EXTRACT =
---*---

A couple of more thoughts... Since Stihl uses solid conductor ignition wire (NOT resistance wire) you can still check the secondary winding (and wire) to the spark plug for continuity with an ohmmeter as a previous poster suggested. However, this will not check for coil breakdown at high voltage under operating conditions. Since everything these days is vacuum potted I would think breakdown would be pretty rare.

All of the Stihl ignition systems that I have seen are surprisingly "weak" when compared to older outdoor equipment and automotive ignitions. This is the main reason that the plug gap is specified at a measly .015"-.020" which is another thing to check. My old automotive plug gap gauge doesn't even go down this low. I think the reason for this is that hair fine copper wire for the secondary on the coil is expensive and there is limited mechanical space to put it in small outdoor equipment like saws and trimmers.


----------



## backhoelover (Mar 25, 2016)

what i see alot of is the stages going out now revving up. first time i came into this i though it was the crab put a new one on nothing. called a gold tech buddy that is when i found out about the stages. from what i know there is no know documentation covering this (wish there was) he stated that they didnt talking about this till gold tech class.


----------



## Termite (Mar 25, 2016)

---*---

STATED PROBLEM A = Set down the records word for word from their start through the line containing "Find all labels, buttons, inputs, and", with both ends included. Omit the pictures from your copy.
The text has no connection to the records that come after it.

PROVIDED INFORMATION =
---*---

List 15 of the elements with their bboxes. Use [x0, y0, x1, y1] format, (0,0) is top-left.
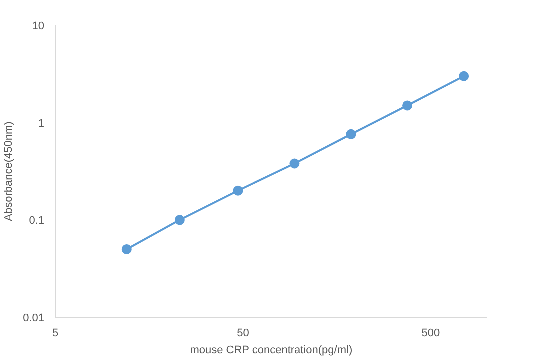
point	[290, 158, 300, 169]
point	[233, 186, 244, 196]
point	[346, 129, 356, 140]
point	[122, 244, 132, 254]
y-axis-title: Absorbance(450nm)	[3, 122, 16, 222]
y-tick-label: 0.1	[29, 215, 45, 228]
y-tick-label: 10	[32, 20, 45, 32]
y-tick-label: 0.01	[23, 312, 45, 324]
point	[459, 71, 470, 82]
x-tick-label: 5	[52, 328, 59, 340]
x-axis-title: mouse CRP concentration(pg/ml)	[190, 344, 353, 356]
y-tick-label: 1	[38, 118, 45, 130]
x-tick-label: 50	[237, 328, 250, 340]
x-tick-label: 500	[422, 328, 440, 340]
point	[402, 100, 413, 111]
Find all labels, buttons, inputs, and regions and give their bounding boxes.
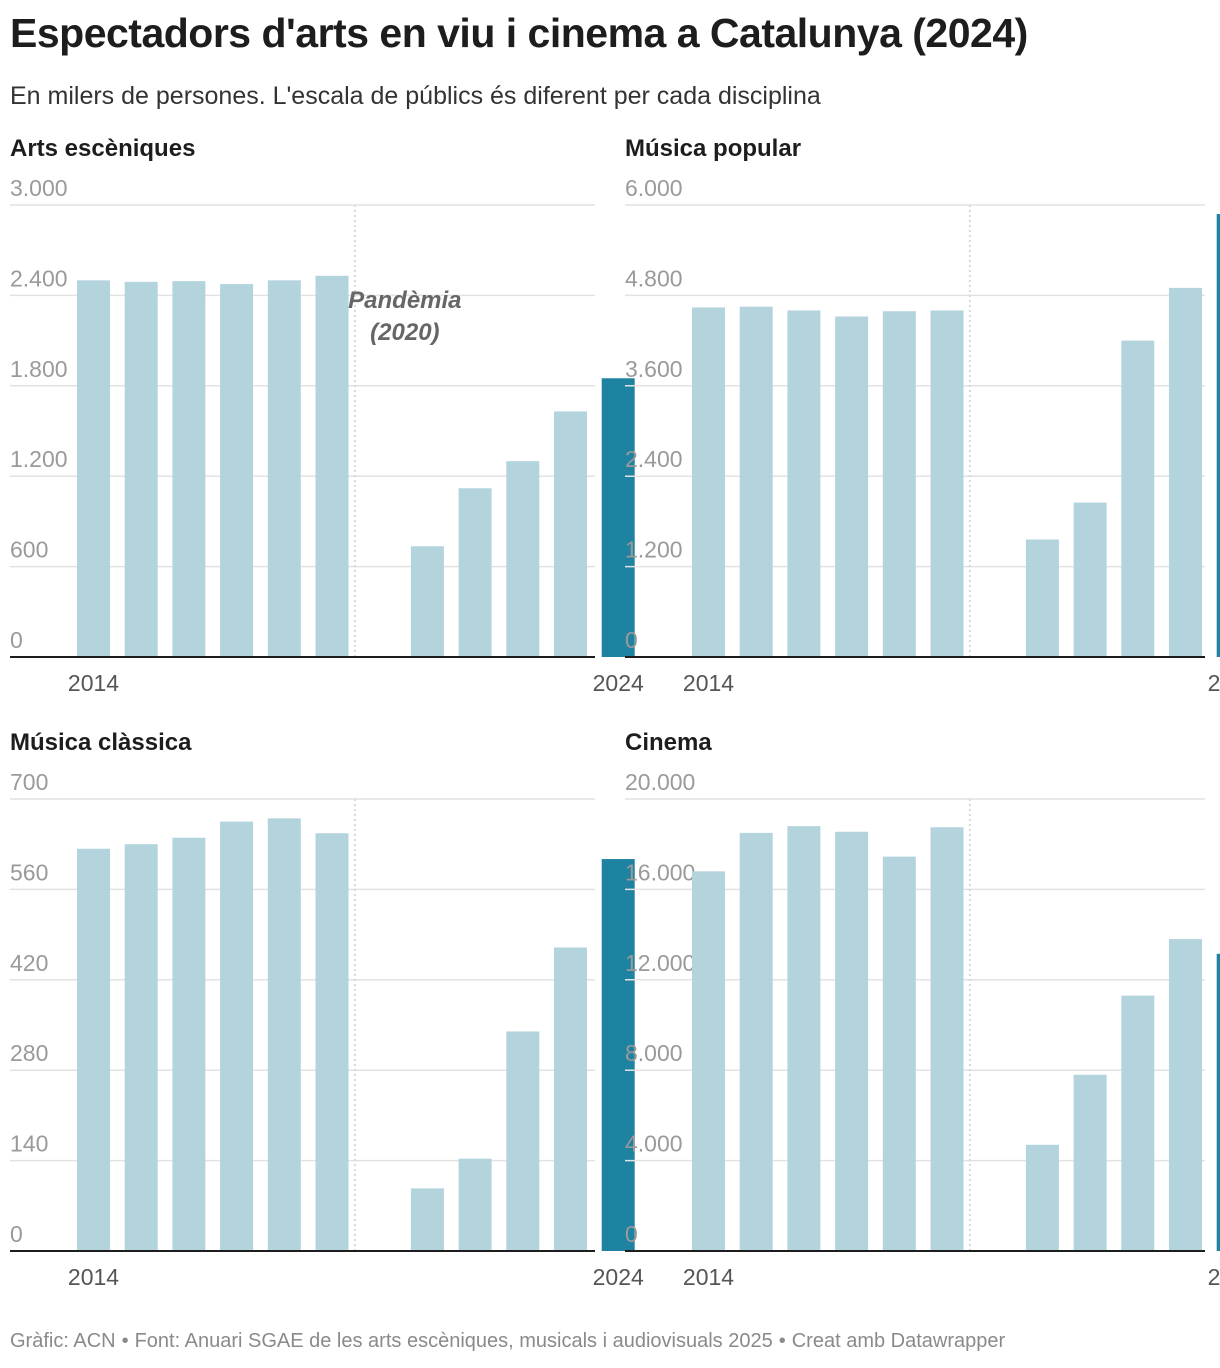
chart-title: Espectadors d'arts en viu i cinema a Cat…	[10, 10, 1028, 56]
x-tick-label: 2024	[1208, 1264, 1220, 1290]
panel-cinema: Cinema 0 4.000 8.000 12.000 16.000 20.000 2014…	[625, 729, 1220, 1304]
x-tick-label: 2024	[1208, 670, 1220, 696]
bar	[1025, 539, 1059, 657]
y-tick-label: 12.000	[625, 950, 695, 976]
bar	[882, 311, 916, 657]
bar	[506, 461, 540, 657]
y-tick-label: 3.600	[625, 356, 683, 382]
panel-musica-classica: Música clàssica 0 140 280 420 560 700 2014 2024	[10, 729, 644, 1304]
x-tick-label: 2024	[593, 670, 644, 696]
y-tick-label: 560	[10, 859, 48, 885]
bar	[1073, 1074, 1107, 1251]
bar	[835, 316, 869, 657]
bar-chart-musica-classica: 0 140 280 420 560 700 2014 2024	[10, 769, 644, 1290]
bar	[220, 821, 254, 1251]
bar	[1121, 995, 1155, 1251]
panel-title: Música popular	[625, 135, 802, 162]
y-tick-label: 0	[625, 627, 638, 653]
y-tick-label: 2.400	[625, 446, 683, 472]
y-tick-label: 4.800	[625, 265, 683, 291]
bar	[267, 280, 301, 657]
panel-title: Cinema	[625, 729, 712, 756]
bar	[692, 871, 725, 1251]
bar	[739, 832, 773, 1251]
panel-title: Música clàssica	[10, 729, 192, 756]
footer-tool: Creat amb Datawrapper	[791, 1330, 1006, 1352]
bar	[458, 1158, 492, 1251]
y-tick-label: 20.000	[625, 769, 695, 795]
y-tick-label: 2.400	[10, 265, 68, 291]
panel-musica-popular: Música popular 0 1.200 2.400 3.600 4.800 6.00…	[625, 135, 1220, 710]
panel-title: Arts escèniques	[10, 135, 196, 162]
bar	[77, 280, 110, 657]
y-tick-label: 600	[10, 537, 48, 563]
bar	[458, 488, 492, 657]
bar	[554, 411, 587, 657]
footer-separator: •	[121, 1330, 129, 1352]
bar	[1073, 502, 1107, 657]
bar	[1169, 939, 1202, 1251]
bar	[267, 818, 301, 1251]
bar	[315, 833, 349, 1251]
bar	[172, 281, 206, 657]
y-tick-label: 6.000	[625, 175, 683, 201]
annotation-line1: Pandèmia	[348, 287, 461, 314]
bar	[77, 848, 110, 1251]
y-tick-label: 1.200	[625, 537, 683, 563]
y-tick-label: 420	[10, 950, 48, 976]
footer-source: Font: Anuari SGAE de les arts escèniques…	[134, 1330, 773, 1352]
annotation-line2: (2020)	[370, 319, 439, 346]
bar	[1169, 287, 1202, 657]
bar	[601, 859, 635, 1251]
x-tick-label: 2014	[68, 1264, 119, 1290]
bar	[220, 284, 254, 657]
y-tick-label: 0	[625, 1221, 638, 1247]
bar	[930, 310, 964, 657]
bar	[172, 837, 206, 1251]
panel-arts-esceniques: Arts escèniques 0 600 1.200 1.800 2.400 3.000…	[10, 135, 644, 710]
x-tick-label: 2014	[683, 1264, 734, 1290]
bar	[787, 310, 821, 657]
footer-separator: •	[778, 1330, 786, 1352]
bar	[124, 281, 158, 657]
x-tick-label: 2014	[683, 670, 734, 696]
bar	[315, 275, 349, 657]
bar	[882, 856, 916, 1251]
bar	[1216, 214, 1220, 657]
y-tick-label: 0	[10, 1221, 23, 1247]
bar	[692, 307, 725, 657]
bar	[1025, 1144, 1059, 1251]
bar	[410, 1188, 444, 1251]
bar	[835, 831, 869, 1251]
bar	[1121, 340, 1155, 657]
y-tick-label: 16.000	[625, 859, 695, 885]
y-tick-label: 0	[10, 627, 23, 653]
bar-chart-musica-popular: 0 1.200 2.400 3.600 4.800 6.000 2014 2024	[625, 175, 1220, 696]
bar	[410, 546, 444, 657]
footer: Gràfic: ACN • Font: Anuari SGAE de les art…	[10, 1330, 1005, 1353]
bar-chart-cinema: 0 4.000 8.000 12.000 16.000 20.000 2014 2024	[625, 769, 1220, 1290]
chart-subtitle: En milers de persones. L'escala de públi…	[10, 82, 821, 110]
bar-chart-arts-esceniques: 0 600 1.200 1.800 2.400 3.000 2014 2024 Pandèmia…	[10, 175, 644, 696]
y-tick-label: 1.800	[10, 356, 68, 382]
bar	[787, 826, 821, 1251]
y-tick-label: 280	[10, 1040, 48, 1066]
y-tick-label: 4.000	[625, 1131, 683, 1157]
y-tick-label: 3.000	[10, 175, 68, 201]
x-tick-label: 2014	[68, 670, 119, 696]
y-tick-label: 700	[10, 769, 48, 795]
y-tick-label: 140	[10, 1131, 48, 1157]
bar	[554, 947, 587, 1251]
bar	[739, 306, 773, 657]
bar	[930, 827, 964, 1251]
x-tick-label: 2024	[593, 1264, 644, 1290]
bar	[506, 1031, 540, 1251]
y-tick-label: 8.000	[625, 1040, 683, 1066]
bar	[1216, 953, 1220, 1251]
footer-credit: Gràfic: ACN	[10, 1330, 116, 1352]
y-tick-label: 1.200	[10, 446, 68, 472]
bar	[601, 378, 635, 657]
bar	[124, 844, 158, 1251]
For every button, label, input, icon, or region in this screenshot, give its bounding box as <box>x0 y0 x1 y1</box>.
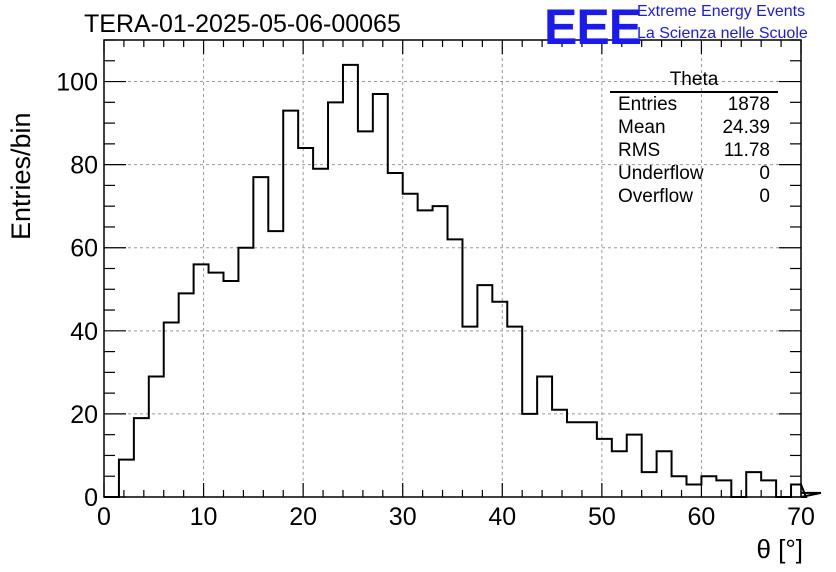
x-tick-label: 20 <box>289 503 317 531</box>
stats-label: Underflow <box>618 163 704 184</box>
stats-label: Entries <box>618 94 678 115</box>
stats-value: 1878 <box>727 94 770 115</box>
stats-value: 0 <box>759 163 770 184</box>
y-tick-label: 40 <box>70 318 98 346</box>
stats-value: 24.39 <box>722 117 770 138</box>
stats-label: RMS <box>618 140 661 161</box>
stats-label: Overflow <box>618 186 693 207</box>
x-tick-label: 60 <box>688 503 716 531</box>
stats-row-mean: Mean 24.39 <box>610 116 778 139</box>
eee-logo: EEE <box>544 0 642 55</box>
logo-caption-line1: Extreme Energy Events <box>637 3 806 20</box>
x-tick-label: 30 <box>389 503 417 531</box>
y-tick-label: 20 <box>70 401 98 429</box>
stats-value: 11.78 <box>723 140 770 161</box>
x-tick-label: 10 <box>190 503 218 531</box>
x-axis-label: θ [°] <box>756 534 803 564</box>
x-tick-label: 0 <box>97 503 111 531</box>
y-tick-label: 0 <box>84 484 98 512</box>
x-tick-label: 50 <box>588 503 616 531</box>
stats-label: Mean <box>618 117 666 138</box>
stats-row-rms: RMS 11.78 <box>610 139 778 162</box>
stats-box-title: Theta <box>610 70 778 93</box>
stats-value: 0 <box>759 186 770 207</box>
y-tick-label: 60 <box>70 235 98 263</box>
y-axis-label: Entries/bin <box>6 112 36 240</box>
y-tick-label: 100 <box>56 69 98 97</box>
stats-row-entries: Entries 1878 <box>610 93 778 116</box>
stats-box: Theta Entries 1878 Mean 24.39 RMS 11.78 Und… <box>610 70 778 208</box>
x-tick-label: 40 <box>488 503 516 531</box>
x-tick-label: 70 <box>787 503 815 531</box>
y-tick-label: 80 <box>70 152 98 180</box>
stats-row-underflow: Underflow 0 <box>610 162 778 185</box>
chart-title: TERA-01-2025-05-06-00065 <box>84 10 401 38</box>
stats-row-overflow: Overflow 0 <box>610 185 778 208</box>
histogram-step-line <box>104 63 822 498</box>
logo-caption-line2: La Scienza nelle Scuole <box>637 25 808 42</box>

---*---

STATED PROBLEM B =
Answer these questions about the Stihl ignition thread:
(i) What type of ignition wire does Stihl use?
(ii) What spark plug gap range is specified for Stihl ignition systems?
(iii) Whom did backhoelover call after a new carburetor didn't fix the problem?

WORKED ANSWER A =
List 15 of the elements with their bboxes. Use [x0, y0, x1, y1] format, (0,0) is top-left.
point	[290, 158, 300, 169]
point	[233, 186, 244, 196]
point	[346, 129, 356, 140]
point	[122, 244, 132, 254]
y-axis-title: Absorbance(450nm)	[3, 122, 16, 222]
y-tick-label: 0.1	[29, 215, 45, 228]
y-tick-label: 10	[32, 20, 45, 32]
y-tick-label: 0.01	[23, 312, 45, 324]
point	[459, 71, 470, 82]
x-tick-label: 5	[52, 328, 59, 340]
x-axis-title: mouse CRP concentration(pg/ml)	[190, 344, 353, 356]
y-tick-label: 1	[38, 118, 45, 130]
x-tick-label: 50	[237, 328, 250, 340]
x-tick-label: 500	[422, 328, 440, 340]
point	[402, 100, 413, 111]
Find all labels, buttons, inputs, and regions and give their bounding boxes.

WORKED ANSWER B =
(i) Solid conductor ignition wire, not resistance wire.
(ii) .015"-.020".
(iii) A gold tech buddy.